The exercise — Check each line of the material below for "color", then copy the ones that contain it.

Data items —
☆ ☆ ☆ ☆ ☆
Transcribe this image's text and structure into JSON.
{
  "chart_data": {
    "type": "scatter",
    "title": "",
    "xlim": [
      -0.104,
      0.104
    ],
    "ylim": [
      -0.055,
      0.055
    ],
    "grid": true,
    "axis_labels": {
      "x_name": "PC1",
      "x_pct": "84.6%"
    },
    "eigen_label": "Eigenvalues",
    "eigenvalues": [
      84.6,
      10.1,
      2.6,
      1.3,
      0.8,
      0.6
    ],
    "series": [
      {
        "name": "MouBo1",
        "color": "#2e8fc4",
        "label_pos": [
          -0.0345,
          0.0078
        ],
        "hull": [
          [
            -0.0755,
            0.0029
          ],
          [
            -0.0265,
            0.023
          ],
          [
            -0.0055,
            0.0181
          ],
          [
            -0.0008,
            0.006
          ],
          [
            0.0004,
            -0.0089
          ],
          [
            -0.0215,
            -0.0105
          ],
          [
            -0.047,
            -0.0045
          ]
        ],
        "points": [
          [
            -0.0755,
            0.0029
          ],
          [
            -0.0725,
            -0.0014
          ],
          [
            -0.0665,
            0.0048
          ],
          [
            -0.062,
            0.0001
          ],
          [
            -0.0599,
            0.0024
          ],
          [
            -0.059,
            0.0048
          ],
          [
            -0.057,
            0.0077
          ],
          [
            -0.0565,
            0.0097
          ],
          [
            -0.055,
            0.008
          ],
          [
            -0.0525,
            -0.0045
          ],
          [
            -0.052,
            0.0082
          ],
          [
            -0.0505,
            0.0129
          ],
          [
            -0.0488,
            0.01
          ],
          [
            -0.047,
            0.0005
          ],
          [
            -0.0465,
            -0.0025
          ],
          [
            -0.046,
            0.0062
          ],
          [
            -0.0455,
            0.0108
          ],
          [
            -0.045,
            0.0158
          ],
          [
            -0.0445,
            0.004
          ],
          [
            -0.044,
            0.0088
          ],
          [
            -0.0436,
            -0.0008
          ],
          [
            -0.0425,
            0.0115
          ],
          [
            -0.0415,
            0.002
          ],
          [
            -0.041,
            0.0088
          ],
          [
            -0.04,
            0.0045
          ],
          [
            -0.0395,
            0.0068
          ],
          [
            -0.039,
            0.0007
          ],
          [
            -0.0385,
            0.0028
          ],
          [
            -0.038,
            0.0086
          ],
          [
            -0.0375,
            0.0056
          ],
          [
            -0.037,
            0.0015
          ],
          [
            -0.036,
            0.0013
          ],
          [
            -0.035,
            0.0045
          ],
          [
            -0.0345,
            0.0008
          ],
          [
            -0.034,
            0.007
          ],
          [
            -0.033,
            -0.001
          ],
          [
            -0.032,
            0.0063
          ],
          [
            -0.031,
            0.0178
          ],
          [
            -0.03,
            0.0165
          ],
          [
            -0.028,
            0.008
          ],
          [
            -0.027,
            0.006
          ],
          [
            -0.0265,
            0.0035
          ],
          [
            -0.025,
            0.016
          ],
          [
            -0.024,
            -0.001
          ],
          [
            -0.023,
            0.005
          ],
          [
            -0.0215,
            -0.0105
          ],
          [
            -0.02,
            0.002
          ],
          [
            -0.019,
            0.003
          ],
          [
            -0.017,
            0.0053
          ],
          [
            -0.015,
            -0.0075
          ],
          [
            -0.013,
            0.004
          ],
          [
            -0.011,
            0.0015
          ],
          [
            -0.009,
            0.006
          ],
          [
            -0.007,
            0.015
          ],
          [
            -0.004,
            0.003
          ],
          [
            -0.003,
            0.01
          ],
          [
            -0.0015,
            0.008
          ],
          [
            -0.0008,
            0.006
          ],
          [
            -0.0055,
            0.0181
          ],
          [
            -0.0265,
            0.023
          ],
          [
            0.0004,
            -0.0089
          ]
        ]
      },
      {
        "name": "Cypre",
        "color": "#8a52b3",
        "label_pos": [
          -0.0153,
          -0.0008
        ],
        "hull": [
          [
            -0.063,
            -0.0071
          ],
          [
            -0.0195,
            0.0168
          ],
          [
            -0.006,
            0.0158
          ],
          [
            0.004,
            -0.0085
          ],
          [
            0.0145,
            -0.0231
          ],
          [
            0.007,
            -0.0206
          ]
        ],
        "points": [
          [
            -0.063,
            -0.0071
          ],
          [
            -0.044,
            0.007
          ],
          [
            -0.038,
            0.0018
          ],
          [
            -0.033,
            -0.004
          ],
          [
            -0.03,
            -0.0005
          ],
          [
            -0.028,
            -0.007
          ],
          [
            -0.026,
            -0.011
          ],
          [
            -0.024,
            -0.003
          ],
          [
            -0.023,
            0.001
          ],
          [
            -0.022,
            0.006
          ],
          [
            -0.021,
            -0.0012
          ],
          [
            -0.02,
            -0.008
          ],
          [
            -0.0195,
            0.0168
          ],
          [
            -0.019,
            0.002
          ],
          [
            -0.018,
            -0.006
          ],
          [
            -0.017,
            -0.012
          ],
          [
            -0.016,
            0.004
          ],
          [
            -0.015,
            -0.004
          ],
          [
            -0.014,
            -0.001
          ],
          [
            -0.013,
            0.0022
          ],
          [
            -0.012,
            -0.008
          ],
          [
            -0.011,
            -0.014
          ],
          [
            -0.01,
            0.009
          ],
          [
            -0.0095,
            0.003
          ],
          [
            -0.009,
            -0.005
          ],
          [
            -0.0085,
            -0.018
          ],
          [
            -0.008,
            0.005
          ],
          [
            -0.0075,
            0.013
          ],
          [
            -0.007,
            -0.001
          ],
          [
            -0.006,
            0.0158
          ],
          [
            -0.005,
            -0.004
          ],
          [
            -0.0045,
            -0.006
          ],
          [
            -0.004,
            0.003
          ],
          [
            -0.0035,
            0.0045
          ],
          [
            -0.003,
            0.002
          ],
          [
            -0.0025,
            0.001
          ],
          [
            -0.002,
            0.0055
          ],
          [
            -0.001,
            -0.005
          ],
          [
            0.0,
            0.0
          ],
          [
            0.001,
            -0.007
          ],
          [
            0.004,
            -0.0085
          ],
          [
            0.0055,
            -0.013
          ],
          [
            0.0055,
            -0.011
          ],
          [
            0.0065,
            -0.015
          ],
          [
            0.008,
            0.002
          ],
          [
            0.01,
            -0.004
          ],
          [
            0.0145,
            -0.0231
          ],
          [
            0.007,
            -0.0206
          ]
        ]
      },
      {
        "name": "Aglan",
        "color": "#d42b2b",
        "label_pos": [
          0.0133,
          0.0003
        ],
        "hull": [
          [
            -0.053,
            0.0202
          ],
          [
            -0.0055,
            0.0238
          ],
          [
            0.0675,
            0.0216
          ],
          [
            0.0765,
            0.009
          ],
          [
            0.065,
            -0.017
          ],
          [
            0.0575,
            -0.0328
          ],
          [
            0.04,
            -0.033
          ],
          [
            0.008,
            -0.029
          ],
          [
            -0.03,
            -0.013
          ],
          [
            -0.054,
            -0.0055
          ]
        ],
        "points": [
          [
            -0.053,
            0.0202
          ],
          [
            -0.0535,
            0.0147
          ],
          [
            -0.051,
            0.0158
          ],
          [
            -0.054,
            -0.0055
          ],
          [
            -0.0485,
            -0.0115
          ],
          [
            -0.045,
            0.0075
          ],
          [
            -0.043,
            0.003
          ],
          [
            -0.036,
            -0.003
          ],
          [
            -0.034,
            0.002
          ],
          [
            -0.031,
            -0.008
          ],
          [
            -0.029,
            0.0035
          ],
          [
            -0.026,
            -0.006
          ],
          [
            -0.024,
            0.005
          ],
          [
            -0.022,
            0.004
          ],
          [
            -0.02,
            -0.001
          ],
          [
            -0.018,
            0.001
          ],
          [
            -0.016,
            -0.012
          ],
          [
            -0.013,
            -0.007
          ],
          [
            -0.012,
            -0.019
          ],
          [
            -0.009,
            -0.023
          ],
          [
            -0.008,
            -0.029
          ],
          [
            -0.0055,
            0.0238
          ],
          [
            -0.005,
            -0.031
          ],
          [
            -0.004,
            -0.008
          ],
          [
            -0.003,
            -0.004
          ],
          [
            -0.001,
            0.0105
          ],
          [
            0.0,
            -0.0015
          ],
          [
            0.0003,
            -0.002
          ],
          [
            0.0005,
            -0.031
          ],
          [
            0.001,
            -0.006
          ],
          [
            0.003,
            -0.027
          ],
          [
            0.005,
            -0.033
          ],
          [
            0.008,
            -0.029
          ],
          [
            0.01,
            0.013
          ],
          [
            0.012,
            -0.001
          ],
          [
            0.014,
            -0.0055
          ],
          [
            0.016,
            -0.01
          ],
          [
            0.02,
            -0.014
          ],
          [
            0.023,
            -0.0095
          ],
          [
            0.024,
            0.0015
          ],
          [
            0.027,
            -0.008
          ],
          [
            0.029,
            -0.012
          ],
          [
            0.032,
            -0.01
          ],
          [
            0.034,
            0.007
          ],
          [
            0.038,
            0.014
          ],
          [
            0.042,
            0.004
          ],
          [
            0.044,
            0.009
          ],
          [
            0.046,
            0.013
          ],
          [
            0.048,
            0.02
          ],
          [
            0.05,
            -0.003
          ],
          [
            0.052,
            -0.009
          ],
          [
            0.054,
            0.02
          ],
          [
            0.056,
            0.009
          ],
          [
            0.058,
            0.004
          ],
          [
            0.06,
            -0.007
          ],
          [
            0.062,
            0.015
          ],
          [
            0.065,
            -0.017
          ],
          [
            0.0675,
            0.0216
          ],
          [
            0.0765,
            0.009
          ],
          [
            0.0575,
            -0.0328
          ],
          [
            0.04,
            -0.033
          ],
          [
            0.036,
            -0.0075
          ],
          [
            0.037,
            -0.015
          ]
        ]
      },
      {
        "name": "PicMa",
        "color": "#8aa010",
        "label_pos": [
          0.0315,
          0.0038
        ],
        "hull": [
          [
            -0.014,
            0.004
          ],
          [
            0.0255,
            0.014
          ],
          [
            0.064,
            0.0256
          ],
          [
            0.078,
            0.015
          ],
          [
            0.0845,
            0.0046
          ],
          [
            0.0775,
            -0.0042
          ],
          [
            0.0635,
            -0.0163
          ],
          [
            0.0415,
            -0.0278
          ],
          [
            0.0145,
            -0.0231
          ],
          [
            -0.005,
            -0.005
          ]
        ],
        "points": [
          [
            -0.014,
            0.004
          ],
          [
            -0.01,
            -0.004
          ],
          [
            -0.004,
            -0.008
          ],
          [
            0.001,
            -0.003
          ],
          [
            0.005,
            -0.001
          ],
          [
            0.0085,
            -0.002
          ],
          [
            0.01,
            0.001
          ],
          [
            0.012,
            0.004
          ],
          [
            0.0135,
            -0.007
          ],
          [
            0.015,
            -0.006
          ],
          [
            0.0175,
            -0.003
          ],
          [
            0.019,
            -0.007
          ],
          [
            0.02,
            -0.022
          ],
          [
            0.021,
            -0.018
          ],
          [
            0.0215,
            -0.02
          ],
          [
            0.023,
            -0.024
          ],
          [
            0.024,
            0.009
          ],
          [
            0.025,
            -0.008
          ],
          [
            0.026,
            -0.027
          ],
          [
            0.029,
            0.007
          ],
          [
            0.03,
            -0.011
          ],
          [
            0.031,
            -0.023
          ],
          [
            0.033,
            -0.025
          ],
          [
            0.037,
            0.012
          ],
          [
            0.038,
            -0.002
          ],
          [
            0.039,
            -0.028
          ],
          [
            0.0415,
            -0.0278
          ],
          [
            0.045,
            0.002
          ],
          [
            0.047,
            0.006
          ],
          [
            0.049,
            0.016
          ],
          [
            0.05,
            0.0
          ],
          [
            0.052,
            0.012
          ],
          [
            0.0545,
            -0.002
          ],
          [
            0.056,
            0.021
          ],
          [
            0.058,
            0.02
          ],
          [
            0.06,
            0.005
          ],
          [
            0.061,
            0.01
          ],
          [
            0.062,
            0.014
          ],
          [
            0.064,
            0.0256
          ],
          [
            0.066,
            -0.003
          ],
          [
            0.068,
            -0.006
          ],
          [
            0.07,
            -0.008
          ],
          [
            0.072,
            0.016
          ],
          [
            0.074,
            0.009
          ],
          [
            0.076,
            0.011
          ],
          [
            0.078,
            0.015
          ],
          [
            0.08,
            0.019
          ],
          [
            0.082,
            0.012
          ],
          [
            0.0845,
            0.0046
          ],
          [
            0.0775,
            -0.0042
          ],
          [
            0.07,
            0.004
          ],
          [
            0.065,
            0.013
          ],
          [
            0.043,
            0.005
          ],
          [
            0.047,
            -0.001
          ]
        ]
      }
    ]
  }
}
☆ ☆ ☆ ☆ ☆
Full answer —
        "color": "#2e8fc4",
        "color": "#8a52b3",
        "color": "#d42b2b",
        "color": "#8aa010",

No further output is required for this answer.